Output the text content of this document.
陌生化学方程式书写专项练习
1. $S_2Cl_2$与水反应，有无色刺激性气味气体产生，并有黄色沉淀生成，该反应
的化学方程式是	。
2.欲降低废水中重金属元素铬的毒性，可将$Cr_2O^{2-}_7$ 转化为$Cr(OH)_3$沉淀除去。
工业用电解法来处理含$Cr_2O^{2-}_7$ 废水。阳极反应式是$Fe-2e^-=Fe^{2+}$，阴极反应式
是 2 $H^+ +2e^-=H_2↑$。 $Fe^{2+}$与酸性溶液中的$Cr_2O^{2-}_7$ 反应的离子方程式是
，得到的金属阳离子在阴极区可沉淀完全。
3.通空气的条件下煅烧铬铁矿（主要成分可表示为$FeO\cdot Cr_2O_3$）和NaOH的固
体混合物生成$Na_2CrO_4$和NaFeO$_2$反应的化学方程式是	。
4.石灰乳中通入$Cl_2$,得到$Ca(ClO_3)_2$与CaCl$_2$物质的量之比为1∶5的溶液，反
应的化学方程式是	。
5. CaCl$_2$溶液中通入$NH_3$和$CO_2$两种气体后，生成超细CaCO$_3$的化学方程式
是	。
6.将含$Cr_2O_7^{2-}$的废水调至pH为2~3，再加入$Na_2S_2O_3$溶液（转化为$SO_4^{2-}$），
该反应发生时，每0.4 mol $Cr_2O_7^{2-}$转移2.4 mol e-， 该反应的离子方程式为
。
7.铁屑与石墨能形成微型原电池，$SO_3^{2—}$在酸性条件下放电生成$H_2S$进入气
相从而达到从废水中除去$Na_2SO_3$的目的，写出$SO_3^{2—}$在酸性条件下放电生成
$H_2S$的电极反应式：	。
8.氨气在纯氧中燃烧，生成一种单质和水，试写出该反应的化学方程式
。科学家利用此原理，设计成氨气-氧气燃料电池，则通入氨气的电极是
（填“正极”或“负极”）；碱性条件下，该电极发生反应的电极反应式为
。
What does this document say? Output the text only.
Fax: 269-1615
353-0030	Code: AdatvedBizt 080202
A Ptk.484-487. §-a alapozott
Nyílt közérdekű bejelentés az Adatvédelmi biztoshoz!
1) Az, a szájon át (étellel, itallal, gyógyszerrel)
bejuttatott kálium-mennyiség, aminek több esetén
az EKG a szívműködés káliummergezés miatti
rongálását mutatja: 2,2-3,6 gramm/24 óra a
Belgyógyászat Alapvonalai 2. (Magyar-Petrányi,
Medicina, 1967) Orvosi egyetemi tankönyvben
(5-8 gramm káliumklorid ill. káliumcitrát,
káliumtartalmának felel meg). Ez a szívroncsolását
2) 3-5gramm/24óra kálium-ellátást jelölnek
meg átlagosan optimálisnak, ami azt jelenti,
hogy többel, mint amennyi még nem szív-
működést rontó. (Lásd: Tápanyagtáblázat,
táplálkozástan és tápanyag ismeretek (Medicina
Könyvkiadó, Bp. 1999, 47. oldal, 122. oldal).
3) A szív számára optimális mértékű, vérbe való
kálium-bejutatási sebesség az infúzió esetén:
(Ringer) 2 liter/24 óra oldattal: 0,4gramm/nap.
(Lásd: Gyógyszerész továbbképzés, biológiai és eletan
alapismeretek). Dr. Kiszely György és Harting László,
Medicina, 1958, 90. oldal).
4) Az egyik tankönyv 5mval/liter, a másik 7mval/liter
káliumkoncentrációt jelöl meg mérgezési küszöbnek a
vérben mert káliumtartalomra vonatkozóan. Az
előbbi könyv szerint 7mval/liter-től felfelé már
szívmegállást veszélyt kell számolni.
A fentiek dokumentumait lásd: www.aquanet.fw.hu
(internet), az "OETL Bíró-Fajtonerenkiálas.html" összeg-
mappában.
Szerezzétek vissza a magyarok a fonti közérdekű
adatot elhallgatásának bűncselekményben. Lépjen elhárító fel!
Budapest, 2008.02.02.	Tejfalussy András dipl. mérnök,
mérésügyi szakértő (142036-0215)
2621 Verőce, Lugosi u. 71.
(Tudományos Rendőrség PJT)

☆ ☆ ☆ ☆ ☆

- WHAT IS EXPECTED
Using the exact wording, write out all of the records.

- THE SOLUTION
Output the text content of this document.
陌生化学方程式书写专项练习
1. $S_2Cl_2$与水反应，有无色刺激性气味气体产生，并有黄色沉淀生成，该反应
的化学方程式是	。
2.欲降低废水中重金属元素铬的毒性，可将$Cr_2O^{2-}_7$ 转化为$Cr(OH)_3$沉淀除去。
工业用电解法来处理含$Cr_2O^{2-}_7$ 废水。阳极反应式是$Fe-2e^-=Fe^{2+}$，阴极反应式
是 2 $H^+ +2e^-=H_2↑$。 $Fe^{2+}$与酸性溶液中的$Cr_2O^{2-}_7$ 反应的离子方程式是
，得到的金属阳离子在阴极区可沉淀完全。
3.通空气的条件下煅烧铬铁矿（主要成分可表示为$FeO\cdot Cr_2O_3$）和NaOH的固
体混合物生成$Na_2CrO_4$和NaFeO$_2$反应的化学方程式是	。
4.石灰乳中通入$Cl_2$,得到$Ca(ClO_3)_2$与CaCl$_2$物质的量之比为1∶5的溶液，反
应的化学方程式是	。
5. CaCl$_2$溶液中通入$NH_3$和$CO_2$两种气体后，生成超细CaCO$_3$的化学方程式
是	。
6.将含$Cr_2O_7^{2-}$的废水调至pH为2~3，再加入$Na_2S_2O_3$溶液（转化为$SO_4^{2-}$），
该反应发生时，每0.4 mol $Cr_2O_7^{2-}$转移2.4 mol e-， 该反应的离子方程式为
。
7.铁屑与石墨能形成微型原电池，$SO_3^{2—}$在酸性条件下放电生成$H_2S$进入气
相从而达到从废水中除去$Na_2SO_3$的目的，写出$SO_3^{2—}$在酸性条件下放电生成
$H_2S$的电极反应式：	。
8.氨气在纯氧中燃烧，生成一种单质和水，试写出该反应的化学方程式
。科学家利用此原理，设计成氨气-氧气燃料电池，则通入氨气的电极是
（填“正极”或“负极”）；碱性条件下，该电极发生反应的电极反应式为
。
What does this document say? Output the text only.
Fax: 269-1615
353-0030	Code: AdatvedBizt 080202
A Ptk.484-487. §-a alapozott
Nyílt közérdekű bejelentés az Adatvédelmi biztoshoz!
1) Az, a szájon át (étellel, itallal, gyógyszerrel)
bejuttatott kálium-mennyiség, aminek több esetén
az EKG a szívműködés káliummergezés miatti
rongálását mutatja: 2,2-3,6 gramm/24 óra a
Belgyógyászat Alapvonalai 2. (Magyar-Petrányi,
Medicina, 1967) Orvosi egyetemi tankönyvben
(5-8 gramm káliumklorid ill. káliumcitrát,
káliumtartalmának felel meg). Ez a szívroncsolását
2) 3-5gramm/24óra kálium-ellátást jelölnek
meg átlagosan optimálisnak, ami azt jelenti,
hogy többel, mint amennyi még nem szív-
működést rontó. (Lásd: Tápanyagtáblázat,
táplálkozástan és tápanyag ismeretek (Medicina
Könyvkiadó, Bp. 1999, 47. oldal, 122. oldal).
3) A szív számára optimális mértékű, vérbe való
kálium-bejutatási sebesség az infúzió esetén:
(Ringer) 2 liter/24 óra oldattal: 0,4gramm/nap.
(Lásd: Gyógyszerész továbbképzés, biológiai és eletan
alapismeretek). Dr. Kiszely György és Harting László,
Medicina, 1958, 90. oldal).
4) Az egyik tankönyv 5mval/liter, a másik 7mval/liter
káliumkoncentrációt jelöl meg mérgezési küszöbnek a
vérben mert káliumtartalomra vonatkozóan. Az
előbbi könyv szerint 7mval/liter-től felfelé már
szívmegállást veszélyt kell számolni.
A fentiek dokumentumait lásd: www.aquanet.fw.hu
(internet), az "OETL Bíró-Fajtonerenkiálas.html" összeg-
mappában.
Szerezzétek vissza a magyarok a fonti közérdekű
adatot elhallgatásának bűncselekményben. Lépjen elhárító fel!
Budapest, 2008.02.02.	Tejfalussy András dipl. mérnök,
mérésügyi szakértő (142036-0215)
2621 Verőce, Lugosi u. 71.
(Tudományos Rendőrség PJT)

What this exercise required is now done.